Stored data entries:
* * * * * * *

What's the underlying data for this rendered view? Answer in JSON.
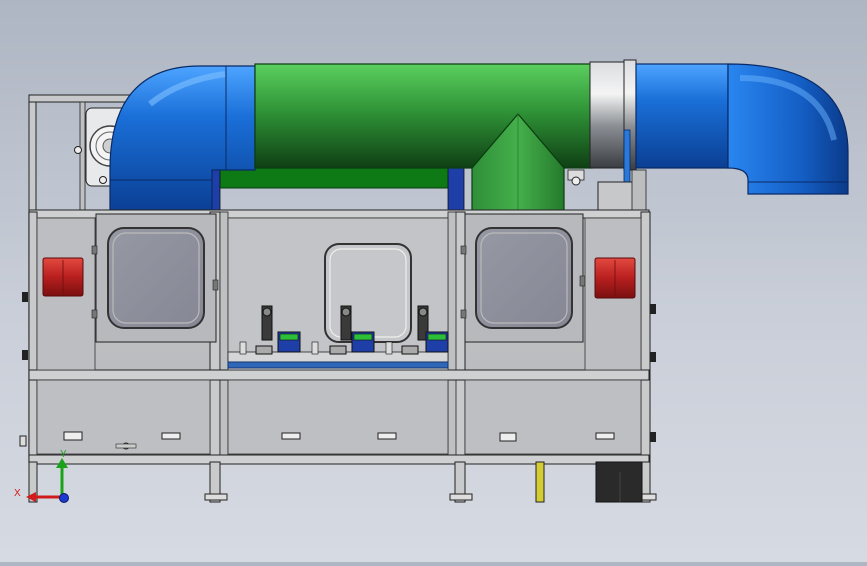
{
  "app": {
    "background_top": "#aeb6c3",
    "background_bottom": "#d6dae2"
  },
  "model": {
    "view": "front",
    "colors": {
      "duct_blue": "#1a6fd8",
      "duct_green": "#3aa445",
      "duct_steel": "#9ea3a8",
      "frame_grey": "#c6c7c8",
      "panel_grey": "#b9bbbe",
      "warning_red": "#c62828",
      "window_grey": "#8d8f9b",
      "post_yellow": "#d4cc33",
      "dark_box": "#2a2a2a"
    },
    "triad": {
      "x_label": "X",
      "y_label": "Y",
      "x_color": "#d11b1b",
      "y_color": "#1aa31a",
      "z_color": "#1a3ad1"
    },
    "fixtures": [
      "fixture-1",
      "fixture-2",
      "fixture-3"
    ]
  }
}
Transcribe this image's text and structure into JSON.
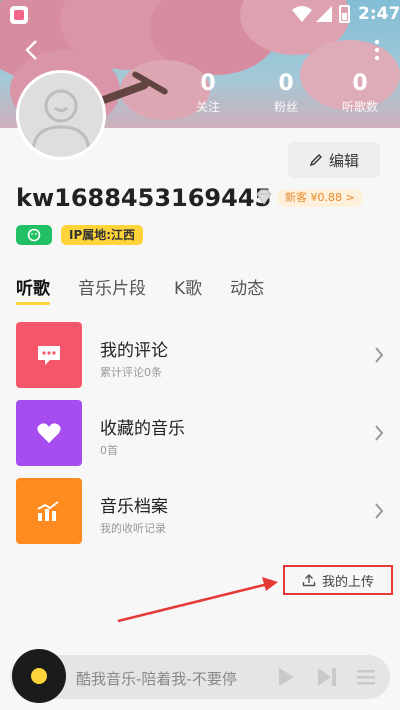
{
  "status_bar": {
    "time": "2:47"
  },
  "profile": {
    "stats": [
      {
        "count": "0",
        "label": "关注"
      },
      {
        "count": "0",
        "label": "粉丝"
      },
      {
        "count": "0",
        "label": "听歌数"
      }
    ],
    "edit_label": "编辑",
    "username": "kw1688453169445",
    "newbie_badge": "新客 ¥0.88 >",
    "ip_tag": "IP属地:江西"
  },
  "tabs": [
    {
      "label": "听歌",
      "active": true
    },
    {
      "label": "音乐片段",
      "active": false
    },
    {
      "label": "K歌",
      "active": false
    },
    {
      "label": "动态",
      "active": false
    }
  ],
  "cards": [
    {
      "title": "我的评论",
      "subtitle": "累计评论0条",
      "icon": "comment-icon",
      "color": "#f5566a"
    },
    {
      "title": "收藏的音乐",
      "subtitle": "0首",
      "icon": "heart-icon",
      "color": "#a64df0"
    },
    {
      "title": "音乐档案",
      "subtitle": "我的收听记录",
      "icon": "chart-icon",
      "color": "#ff8a1f"
    }
  ],
  "upload": {
    "label": "我的上传"
  },
  "player": {
    "song_text": "酷我音乐-陪着我-不要停"
  },
  "colors": {
    "accent_yellow": "#ffd43b",
    "annotation_red": "#e53935"
  }
}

* * * * * * *

**Aim of the task:**
From the material above, reproduce everything verbatim except the pictures.

**Result:**
What's the underlying data for this rendered view? Answer in JSON.
{
  "app": {
    "background_top": "#aeb6c3",
    "background_bottom": "#d6dae2"
  },
  "model": {
    "view": "front",
    "colors": {
      "duct_blue": "#1a6fd8",
      "duct_green": "#3aa445",
      "duct_steel": "#9ea3a8",
      "frame_grey": "#c6c7c8",
      "panel_grey": "#b9bbbe",
      "warning_red": "#c62828",
      "window_grey": "#8d8f9b",
      "post_yellow": "#d4cc33",
      "dark_box": "#2a2a2a"
    },
    "triad": {
      "x_label": "X",
      "y_label": "Y",
      "x_color": "#d11b1b",
      "y_color": "#1aa31a",
      "z_color": "#1a3ad1"
    },
    "fixtures": [
      "fixture-1",
      "fixture-2",
      "fixture-3"
    ]
  }
}
Transcribe this image's text and structure into JSON.
{
  "status_bar": {
    "time": "2:47"
  },
  "profile": {
    "stats": [
      {
        "count": "0",
        "label": "关注"
      },
      {
        "count": "0",
        "label": "粉丝"
      },
      {
        "count": "0",
        "label": "听歌数"
      }
    ],
    "edit_label": "编辑",
    "username": "kw1688453169445",
    "newbie_badge": "新客 ¥0.88 >",
    "ip_tag": "IP属地:江西"
  },
  "tabs": [
    {
      "label": "听歌",
      "active": true
    },
    {
      "label": "音乐片段",
      "active": false
    },
    {
      "label": "K歌",
      "active": false
    },
    {
      "label": "动态",
      "active": false
    }
  ],
  "cards": [
    {
      "title": "我的评论",
      "subtitle": "累计评论0条",
      "icon": "comment-icon",
      "color": "#f5566a"
    },
    {
      "title": "收藏的音乐",
      "subtitle": "0首",
      "icon": "heart-icon",
      "color": "#a64df0"
    },
    {
      "title": "音乐档案",
      "subtitle": "我的收听记录",
      "icon": "chart-icon",
      "color": "#ff8a1f"
    }
  ],
  "upload": {
    "label": "我的上传"
  },
  "player": {
    "song_text": "酷我音乐-陪着我-不要停"
  },
  "colors": {
    "accent_yellow": "#ffd43b",
    "annotation_red": "#e53935"
  }
}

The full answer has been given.